Goal of the exercise: Output every entry exactly, from the first line to the last.

━━━━━ Data rows

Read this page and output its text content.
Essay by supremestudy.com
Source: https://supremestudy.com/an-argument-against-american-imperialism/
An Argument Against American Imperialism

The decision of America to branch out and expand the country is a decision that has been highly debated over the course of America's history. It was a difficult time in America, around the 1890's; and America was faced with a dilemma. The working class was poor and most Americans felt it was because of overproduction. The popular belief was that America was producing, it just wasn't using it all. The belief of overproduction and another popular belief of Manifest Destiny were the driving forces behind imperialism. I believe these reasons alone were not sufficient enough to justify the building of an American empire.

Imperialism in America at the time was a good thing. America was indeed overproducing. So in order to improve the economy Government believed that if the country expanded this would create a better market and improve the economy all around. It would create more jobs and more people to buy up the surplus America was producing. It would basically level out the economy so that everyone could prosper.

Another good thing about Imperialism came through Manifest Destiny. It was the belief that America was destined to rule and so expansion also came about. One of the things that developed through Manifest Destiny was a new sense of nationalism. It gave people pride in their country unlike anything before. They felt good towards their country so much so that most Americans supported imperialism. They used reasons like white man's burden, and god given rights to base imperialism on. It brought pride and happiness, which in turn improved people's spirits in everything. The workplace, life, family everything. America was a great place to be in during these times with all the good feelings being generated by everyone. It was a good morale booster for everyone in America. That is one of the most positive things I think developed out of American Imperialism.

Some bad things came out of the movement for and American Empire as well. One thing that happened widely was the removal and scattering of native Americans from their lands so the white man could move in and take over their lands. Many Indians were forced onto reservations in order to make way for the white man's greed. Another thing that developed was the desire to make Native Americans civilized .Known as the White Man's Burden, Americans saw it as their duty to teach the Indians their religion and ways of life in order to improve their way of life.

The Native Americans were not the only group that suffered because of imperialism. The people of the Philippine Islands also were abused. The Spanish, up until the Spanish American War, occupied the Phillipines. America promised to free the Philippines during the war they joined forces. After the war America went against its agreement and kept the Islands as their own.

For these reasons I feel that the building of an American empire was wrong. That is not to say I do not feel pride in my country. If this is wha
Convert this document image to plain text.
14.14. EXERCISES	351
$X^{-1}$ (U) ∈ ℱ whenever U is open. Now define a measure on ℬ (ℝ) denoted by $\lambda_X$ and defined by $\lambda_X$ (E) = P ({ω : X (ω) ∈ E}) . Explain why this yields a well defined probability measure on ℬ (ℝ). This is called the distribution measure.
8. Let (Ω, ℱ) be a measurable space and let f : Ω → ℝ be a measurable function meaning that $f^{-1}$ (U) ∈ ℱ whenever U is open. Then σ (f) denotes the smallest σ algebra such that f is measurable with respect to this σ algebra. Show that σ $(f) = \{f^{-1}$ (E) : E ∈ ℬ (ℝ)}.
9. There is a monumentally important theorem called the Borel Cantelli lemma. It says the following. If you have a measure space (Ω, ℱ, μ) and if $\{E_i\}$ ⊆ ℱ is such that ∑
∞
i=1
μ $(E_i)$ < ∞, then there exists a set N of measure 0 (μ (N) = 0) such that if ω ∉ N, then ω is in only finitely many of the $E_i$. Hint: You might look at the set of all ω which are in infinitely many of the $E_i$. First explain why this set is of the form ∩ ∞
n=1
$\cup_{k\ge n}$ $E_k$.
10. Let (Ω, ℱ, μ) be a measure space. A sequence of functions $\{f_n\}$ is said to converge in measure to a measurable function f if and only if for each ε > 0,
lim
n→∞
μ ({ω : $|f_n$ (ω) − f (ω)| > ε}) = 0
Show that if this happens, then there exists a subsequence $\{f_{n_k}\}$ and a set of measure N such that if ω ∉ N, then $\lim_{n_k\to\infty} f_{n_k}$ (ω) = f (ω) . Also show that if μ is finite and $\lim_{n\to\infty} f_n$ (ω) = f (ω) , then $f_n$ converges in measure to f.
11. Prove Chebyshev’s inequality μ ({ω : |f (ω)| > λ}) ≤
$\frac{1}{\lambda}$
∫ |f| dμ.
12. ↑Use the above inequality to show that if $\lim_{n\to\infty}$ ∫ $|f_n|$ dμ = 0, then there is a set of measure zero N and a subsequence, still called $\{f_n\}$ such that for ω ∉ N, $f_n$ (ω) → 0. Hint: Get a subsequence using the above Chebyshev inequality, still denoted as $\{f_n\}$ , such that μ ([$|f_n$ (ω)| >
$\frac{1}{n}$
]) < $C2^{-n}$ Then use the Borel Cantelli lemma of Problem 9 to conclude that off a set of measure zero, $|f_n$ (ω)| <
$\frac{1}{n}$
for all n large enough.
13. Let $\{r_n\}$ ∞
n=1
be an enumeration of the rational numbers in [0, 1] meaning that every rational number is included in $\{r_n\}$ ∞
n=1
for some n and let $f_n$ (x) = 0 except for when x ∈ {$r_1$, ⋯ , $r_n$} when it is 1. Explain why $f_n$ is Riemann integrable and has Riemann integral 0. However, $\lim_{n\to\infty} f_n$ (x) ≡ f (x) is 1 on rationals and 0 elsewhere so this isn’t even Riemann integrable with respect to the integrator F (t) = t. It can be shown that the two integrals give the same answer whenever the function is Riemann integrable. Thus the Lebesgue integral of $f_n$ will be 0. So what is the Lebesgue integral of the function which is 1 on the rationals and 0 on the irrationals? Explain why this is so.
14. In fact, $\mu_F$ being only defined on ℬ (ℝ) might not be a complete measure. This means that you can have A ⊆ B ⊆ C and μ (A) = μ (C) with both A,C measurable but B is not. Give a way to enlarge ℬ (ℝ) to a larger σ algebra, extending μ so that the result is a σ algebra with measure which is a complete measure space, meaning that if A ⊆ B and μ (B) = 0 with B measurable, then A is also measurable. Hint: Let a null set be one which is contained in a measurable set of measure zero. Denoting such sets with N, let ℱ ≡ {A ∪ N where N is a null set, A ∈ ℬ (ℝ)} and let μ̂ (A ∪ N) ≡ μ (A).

━━━━━━━━━━

Exercise result:
Read this page and output its text content.
Essay by supremestudy.com
Source: https://supremestudy.com/an-argument-against-american-imperialism/
An Argument Against American Imperialism

The decision of America to branch out and expand the country is a decision that has been highly debated over the course of America's history. It was a difficult time in America, around the 1890's; and America was faced with a dilemma. The working class was poor and most Americans felt it was because of overproduction. The popular belief was that America was producing, it just wasn't using it all. The belief of overproduction and another popular belief of Manifest Destiny were the driving forces behind imperialism. I believe these reasons alone were not sufficient enough to justify the building of an American empire.

Imperialism in America at the time was a good thing. America was indeed overproducing. So in order to improve the economy Government believed that if the country expanded this would create a better market and improve the economy all around. It would create more jobs and more people to buy up the surplus America was producing. It would basically level out the economy so that everyone could prosper.

Another good thing about Imperialism came through Manifest Destiny. It was the belief that America was destined to rule and so expansion also came about. One of the things that developed through Manifest Destiny was a new sense of nationalism. It gave people pride in their country unlike anything before. They felt good towards their country so much so that most Americans supported imperialism. They used reasons like white man's burden, and god given rights to base imperialism on. It brought pride and happiness, which in turn improved people's spirits in everything. The workplace, life, family everything. America was a great place to be in during these times with all the good feelings being generated by everyone. It was a good morale booster for everyone in America. That is one of the most positive things I think developed out of American Imperialism.

Some bad things came out of the movement for and American Empire as well. One thing that happened widely was the removal and scattering of native Americans from their lands so the white man could move in and take over their lands. Many Indians were forced onto reservations in order to make way for the white man's greed. Another thing that developed was the desire to make Native Americans civilized .Known as the White Man's Burden, Americans saw it as their duty to teach the Indians their religion and ways of life in order to improve their way of life.

The Native Americans were not the only group that suffered because of imperialism. The people of the Philippine Islands also were abused. The Spanish, up until the Spanish American War, occupied the Phillipines. America promised to free the Philippines during the war they joined forces. After the war America went against its agreement and kept the Islands as their own.

For these reasons I feel that the building of an American empire was wrong. That is not to say I do not feel pride in my country. If this is wha
Convert this document image to plain text.
14.14. EXERCISES	351
$X^{-1}$ (U) ∈ ℱ whenever U is open. Now define a measure on ℬ (ℝ) denoted by $\lambda_X$ and defined by $\lambda_X$ (E) = P ({ω : X (ω) ∈ E}) . Explain why this yields a well defined probability measure on ℬ (ℝ). This is called the distribution measure.
8. Let (Ω, ℱ) be a measurable space and let f : Ω → ℝ be a measurable function meaning that $f^{-1}$ (U) ∈ ℱ whenever U is open. Then σ (f) denotes the smallest σ algebra such that f is measurable with respect to this σ algebra. Show that σ $(f) = \{f^{-1}$ (E) : E ∈ ℬ (ℝ)}.
9. There is a monumentally important theorem called the Borel Cantelli lemma. It says the following. If you have a measure space (Ω, ℱ, μ) and if $\{E_i\}$ ⊆ ℱ is such that ∑
∞
i=1
μ $(E_i)$ < ∞, then there exists a set N of measure 0 (μ (N) = 0) such that if ω ∉ N, then ω is in only finitely many of the $E_i$. Hint: You might look at the set of all ω which are in infinitely many of the $E_i$. First explain why this set is of the form ∩ ∞
n=1
$\cup_{k\ge n}$ $E_k$.
10. Let (Ω, ℱ, μ) be a measure space. A sequence of functions $\{f_n\}$ is said to converge in measure to a measurable function f if and only if for each ε > 0,
lim
n→∞
μ ({ω : $|f_n$ (ω) − f (ω)| > ε}) = 0
Show that if this happens, then there exists a subsequence $\{f_{n_k}\}$ and a set of measure N such that if ω ∉ N, then $\lim_{n_k\to\infty} f_{n_k}$ (ω) = f (ω) . Also show that if μ is finite and $\lim_{n\to\infty} f_n$ (ω) = f (ω) , then $f_n$ converges in measure to f.
11. Prove Chebyshev’s inequality μ ({ω : |f (ω)| > λ}) ≤
$\frac{1}{\lambda}$
∫ |f| dμ.
12. ↑Use the above inequality to show that if $\lim_{n\to\infty}$ ∫ $|f_n|$ dμ = 0, then there is a set of measure zero N and a subsequence, still called $\{f_n\}$ such that for ω ∉ N, $f_n$ (ω) → 0. Hint: Get a subsequence using the above Chebyshev inequality, still denoted as $\{f_n\}$ , such that μ ([$|f_n$ (ω)| >
$\frac{1}{n}$
]) < $C2^{-n}$ Then use the Borel Cantelli lemma of Problem 9 to conclude that off a set of measure zero, $|f_n$ (ω)| <
$\frac{1}{n}$
for all n large enough.
13. Let $\{r_n\}$ ∞
n=1
be an enumeration of the rational numbers in [0, 1] meaning that every rational number is included in $\{r_n\}$ ∞
n=1
for some n and let $f_n$ (x) = 0 except for when x ∈ {$r_1$, ⋯ , $r_n$} when it is 1. Explain why $f_n$ is Riemann integrable and has Riemann integral 0. However, $\lim_{n\to\infty} f_n$ (x) ≡ f (x) is 1 on rationals and 0 elsewhere so this isn’t even Riemann integrable with respect to the integrator F (t) = t. It can be shown that the two integrals give the same answer whenever the function is Riemann integrable. Thus the Lebesgue integral of $f_n$ will be 0. So what is the Lebesgue integral of the function which is 1 on the rationals and 0 on the irrationals? Explain why this is so.
14. In fact, $\mu_F$ being only defined on ℬ (ℝ) might not be a complete measure. This means that you can have A ⊆ B ⊆ C and μ (A) = μ (C) with both A,C measurable but B is not. Give a way to enlarge ℬ (ℝ) to a larger σ algebra, extending μ so that the result is a σ algebra with measure which is a complete measure space, meaning that if A ⊆ B and μ (B) = 0 with B measurable, then A is also measurable. Hint: Let a null set be one which is contained in a measurable set of measure zero. Denoting such sets with N, let ℱ ≡ {A ∪ N where N is a null set, A ∈ ℬ (ℝ)} and let μ̂ (A ∪ N) ≡ μ (A).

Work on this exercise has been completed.